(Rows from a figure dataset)
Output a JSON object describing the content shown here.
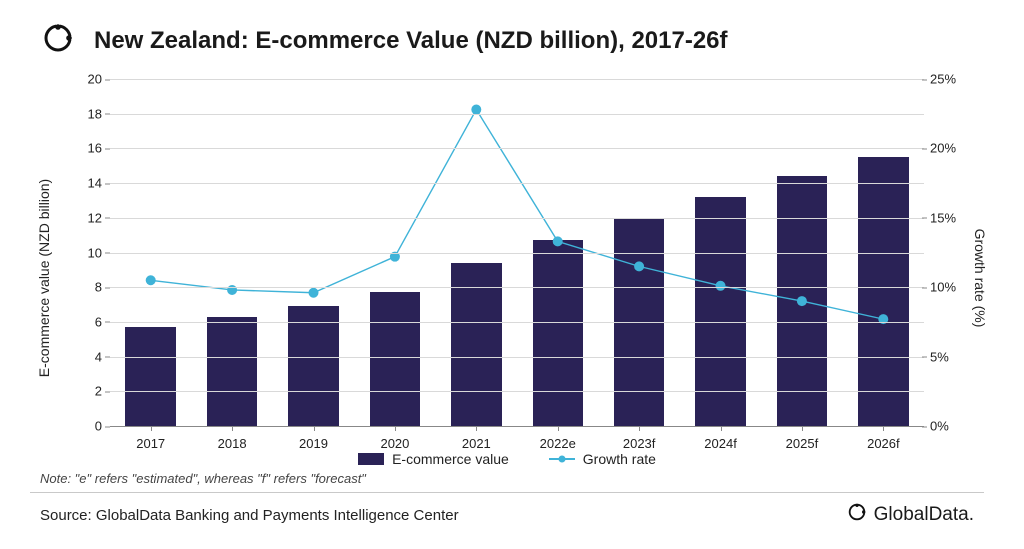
{
  "title": "New Zealand: E-commerce Value (NZD billion), 2017-26f",
  "chart": {
    "type": "bar+line",
    "categories": [
      "2017",
      "2018",
      "2019",
      "2020",
      "2021",
      "2022e",
      "2023f",
      "2024f",
      "2025f",
      "2026f"
    ],
    "bars": {
      "label": "E-commerce value",
      "values": [
        5.7,
        6.3,
        6.9,
        7.7,
        9.4,
        10.7,
        12.0,
        13.2,
        14.4,
        15.5
      ],
      "color": "#2a2256"
    },
    "line": {
      "label": "Growth rate",
      "values": [
        10.5,
        9.8,
        9.6,
        12.2,
        22.8,
        13.3,
        11.5,
        10.1,
        9.0,
        7.7
      ],
      "color": "#3fb3d8",
      "marker_color": "#3fb3d8",
      "marker_size": 5,
      "line_width": 1.4
    },
    "y_left": {
      "label": "E-commerce value (NZD billion)",
      "min": 0,
      "max": 20,
      "step": 2,
      "ticks": [
        0,
        2,
        4,
        6,
        8,
        10,
        12,
        14,
        16,
        18,
        20
      ]
    },
    "y_right": {
      "label": "Growth rate (%)",
      "min": 0,
      "max": 25,
      "step": 5,
      "ticks_fmt": [
        "0%",
        "5%",
        "10%",
        "15%",
        "20%",
        "25%"
      ],
      "ticks": [
        0,
        5,
        10,
        15,
        20,
        25
      ]
    },
    "grid_color": "#d9d9d9",
    "axis_color": "#888888",
    "background_color": "#ffffff",
    "bar_width_ratio": 0.62,
    "label_fontsize": 14,
    "tick_fontsize": 13,
    "title_fontsize": 24
  },
  "note": "Note: \"e\" refers \"estimated\", whereas \"f\" refers \"forecast\"",
  "source": "Source: GlobalData Banking and Payments Intelligence Center",
  "brand": "GlobalData."
}
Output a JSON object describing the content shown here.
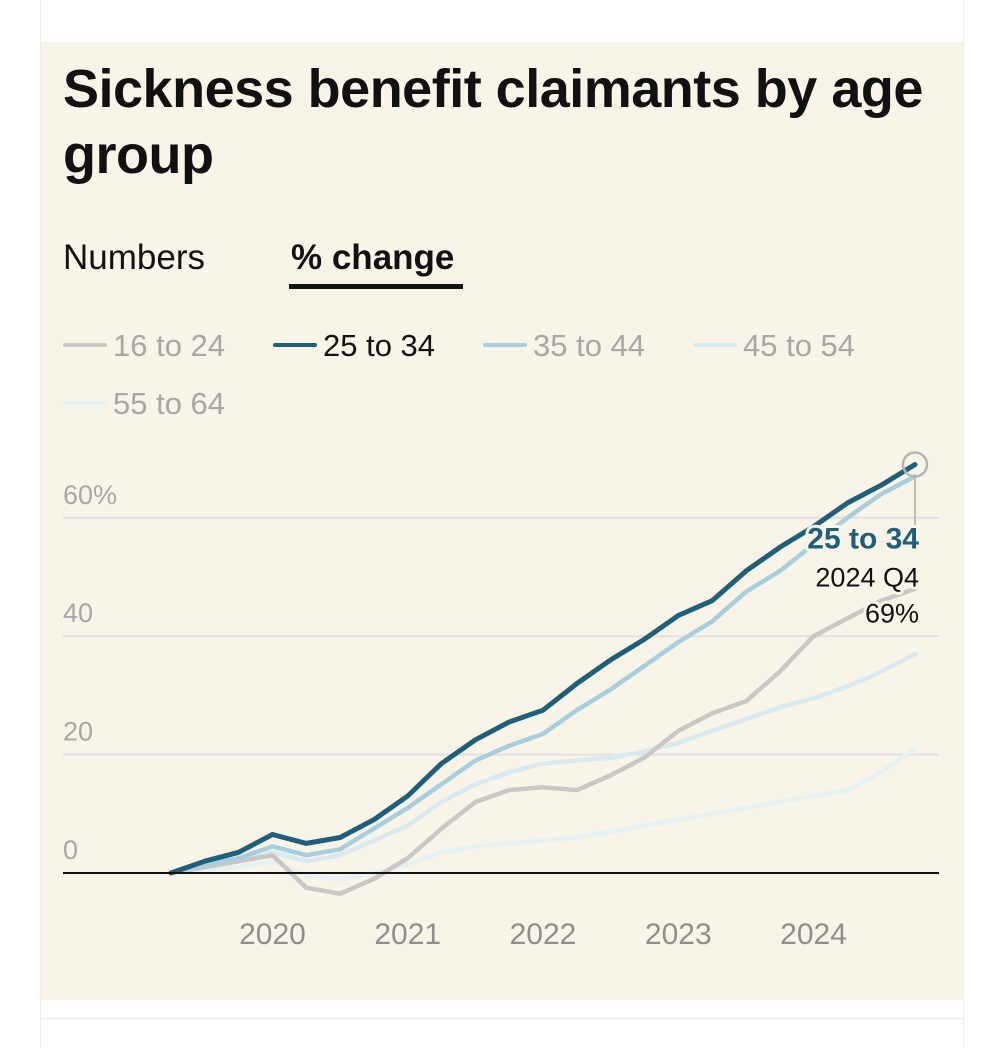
{
  "title": "Sickness benefit claimants by age group",
  "tabs": [
    {
      "label": "Numbers",
      "active": false
    },
    {
      "label": "% change",
      "active": true
    }
  ],
  "colors": {
    "background": "#f8f4e8",
    "highlight": "#1f5f7a",
    "axis": "#121212",
    "grid": "#e4dfe3",
    "tick_text": "#a8a8a4"
  },
  "chart_data": {
    "type": "line",
    "ylabel": "",
    "xlabel": "",
    "ylim": [
      -5,
      70
    ],
    "y_ticks": [
      {
        "value": 0,
        "label": "0"
      },
      {
        "value": 20,
        "label": "20"
      },
      {
        "value": 40,
        "label": "40"
      },
      {
        "value": 60,
        "label": "60%"
      }
    ],
    "x_ticks": [
      "2020",
      "2021",
      "2022",
      "2023",
      "2024"
    ],
    "x": [
      "2019 Q2",
      "2019 Q3",
      "2019 Q4",
      "2020 Q1",
      "2020 Q2",
      "2020 Q3",
      "2020 Q4",
      "2021 Q1",
      "2021 Q2",
      "2021 Q3",
      "2021 Q4",
      "2022 Q1",
      "2022 Q2",
      "2022 Q3",
      "2022 Q4",
      "2023 Q1",
      "2023 Q2",
      "2023 Q3",
      "2023 Q4",
      "2024 Q1",
      "2024 Q2",
      "2024 Q3",
      "2024 Q4"
    ],
    "series": [
      {
        "name": "16 to 24",
        "color": "#c9c8c4",
        "values": [
          0,
          1,
          2,
          3,
          -2.5,
          -3.5,
          -1,
          2.5,
          7.5,
          12,
          14,
          14.5,
          14,
          16.5,
          19.5,
          24,
          27,
          29,
          34,
          40,
          43,
          46,
          48
        ]
      },
      {
        "name": "25 to 34",
        "color": "#1f5f7a",
        "values": [
          0,
          2,
          3.5,
          6.5,
          5,
          6,
          9,
          13,
          18.5,
          22.5,
          25.5,
          27.5,
          32,
          36,
          39.5,
          43.5,
          46,
          51,
          55,
          58.5,
          62.5,
          65.5,
          69
        ]
      },
      {
        "name": "35 to 44",
        "color": "#a8cfe0",
        "values": [
          0,
          1.5,
          2.5,
          4.5,
          3,
          4,
          7.5,
          11,
          15,
          19,
          21.5,
          23.5,
          27.5,
          31,
          35,
          39,
          42.5,
          47.5,
          51,
          55.5,
          60,
          64,
          67
        ]
      },
      {
        "name": "45 to 54",
        "color": "#d8e9ef",
        "values": [
          0,
          1,
          2,
          3.5,
          2,
          3,
          5.5,
          8,
          12,
          15,
          17,
          18.5,
          19,
          19.5,
          20.5,
          22,
          24,
          26,
          28,
          29.5,
          31.5,
          34,
          37
        ]
      },
      {
        "name": "55 to 64",
        "color": "#e6f1f2",
        "values": [
          0,
          0.5,
          1,
          2,
          -0.5,
          -1,
          0,
          1.5,
          3.5,
          4.5,
          5,
          5.5,
          6,
          7,
          8,
          9,
          10,
          11,
          12,
          13,
          14,
          17,
          21
        ]
      }
    ],
    "highlight": {
      "series": "25 to 34",
      "period": "2024 Q4",
      "value_label": "69%"
    }
  }
}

PROBLEM REQUIREMENTS
Leave the pictures out and write out every entry exactly as given.

FINAL RESULT
Output a JSON object describing the content shown here.
{
  "title": "New Zealand: E-commerce Value (NZD billion), 2017-26f",
  "chart": {
    "type": "bar+line",
    "categories": [
      "2017",
      "2018",
      "2019",
      "2020",
      "2021",
      "2022e",
      "2023f",
      "2024f",
      "2025f",
      "2026f"
    ],
    "bars": {
      "label": "E-commerce value",
      "values": [
        5.7,
        6.3,
        6.9,
        7.7,
        9.4,
        10.7,
        12.0,
        13.2,
        14.4,
        15.5
      ],
      "color": "#2a2256"
    },
    "line": {
      "label": "Growth rate",
      "values": [
        10.5,
        9.8,
        9.6,
        12.2,
        22.8,
        13.3,
        11.5,
        10.1,
        9.0,
        7.7
      ],
      "color": "#3fb3d8",
      "marker_color": "#3fb3d8",
      "marker_size": 5,
      "line_width": 1.4
    },
    "y_left": {
      "label": "E-commerce value (NZD billion)",
      "min": 0,
      "max": 20,
      "step": 2,
      "ticks": [
        0,
        2,
        4,
        6,
        8,
        10,
        12,
        14,
        16,
        18,
        20
      ]
    },
    "y_right": {
      "label": "Growth rate (%)",
      "min": 0,
      "max": 25,
      "step": 5,
      "ticks_fmt": [
        "0%",
        "5%",
        "10%",
        "15%",
        "20%",
        "25%"
      ],
      "ticks": [
        0,
        5,
        10,
        15,
        20,
        25
      ]
    },
    "grid_color": "#d9d9d9",
    "axis_color": "#888888",
    "background_color": "#ffffff",
    "bar_width_ratio": 0.62,
    "label_fontsize": 14,
    "tick_fontsize": 13,
    "title_fontsize": 24
  },
  "note": "Note: \"e\" refers \"estimated\", whereas \"f\" refers \"forecast\"",
  "source": "Source: GlobalData Banking and Payments Intelligence Center",
  "brand": "GlobalData."
}
Output a JSON object describing the content shown here.
{
  "title": "Sickness benefit claimants by age group",
  "tabs": [
    {
      "label": "Numbers",
      "active": false
    },
    {
      "label": "% change",
      "active": true
    }
  ],
  "colors": {
    "background": "#f8f4e8",
    "highlight": "#1f5f7a",
    "axis": "#121212",
    "grid": "#e4dfe3",
    "tick_text": "#a8a8a4"
  },
  "chart_data": {
    "type": "line",
    "ylabel": "",
    "xlabel": "",
    "ylim": [
      -5,
      70
    ],
    "y_ticks": [
      {
        "value": 0,
        "label": "0"
      },
      {
        "value": 20,
        "label": "20"
      },
      {
        "value": 40,
        "label": "40"
      },
      {
        "value": 60,
        "label": "60%"
      }
    ],
    "x_ticks": [
      "2020",
      "2021",
      "2022",
      "2023",
      "2024"
    ],
    "x": [
      "2019 Q2",
      "2019 Q3",
      "2019 Q4",
      "2020 Q1",
      "2020 Q2",
      "2020 Q3",
      "2020 Q4",
      "2021 Q1",
      "2021 Q2",
      "2021 Q3",
      "2021 Q4",
      "2022 Q1",
      "2022 Q2",
      "2022 Q3",
      "2022 Q4",
      "2023 Q1",
      "2023 Q2",
      "2023 Q3",
      "2023 Q4",
      "2024 Q1",
      "2024 Q2",
      "2024 Q3",
      "2024 Q4"
    ],
    "series": [
      {
        "name": "16 to 24",
        "color": "#c9c8c4",
        "values": [
          0,
          1,
          2,
          3,
          -2.5,
          -3.5,
          -1,
          2.5,
          7.5,
          12,
          14,
          14.5,
          14,
          16.5,
          19.5,
          24,
          27,
          29,
          34,
          40,
          43,
          46,
          48
        ]
      },
      {
        "name": "25 to 34",
        "color": "#1f5f7a",
        "values": [
          0,
          2,
          3.5,
          6.5,
          5,
          6,
          9,
          13,
          18.5,
          22.5,
          25.5,
          27.5,
          32,
          36,
          39.5,
          43.5,
          46,
          51,
          55,
          58.5,
          62.5,
          65.5,
          69
        ]
      },
      {
        "name": "35 to 44",
        "color": "#a8cfe0",
        "values": [
          0,
          1.5,
          2.5,
          4.5,
          3,
          4,
          7.5,
          11,
          15,
          19,
          21.5,
          23.5,
          27.5,
          31,
          35,
          39,
          42.5,
          47.5,
          51,
          55.5,
          60,
          64,
          67
        ]
      },
      {
        "name": "45 to 54",
        "color": "#d8e9ef",
        "values": [
          0,
          1,
          2,
          3.5,
          2,
          3,
          5.5,
          8,
          12,
          15,
          17,
          18.5,
          19,
          19.5,
          20.5,
          22,
          24,
          26,
          28,
          29.5,
          31.5,
          34,
          37
        ]
      },
      {
        "name": "55 to 64",
        "color": "#e6f1f2",
        "values": [
          0,
          0.5,
          1,
          2,
          -0.5,
          -1,
          0,
          1.5,
          3.5,
          4.5,
          5,
          5.5,
          6,
          7,
          8,
          9,
          10,
          11,
          12,
          13,
          14,
          17,
          21
        ]
      }
    ],
    "highlight": {
      "series": "25 to 34",
      "period": "2024 Q4",
      "value_label": "69%"
    }
  }
}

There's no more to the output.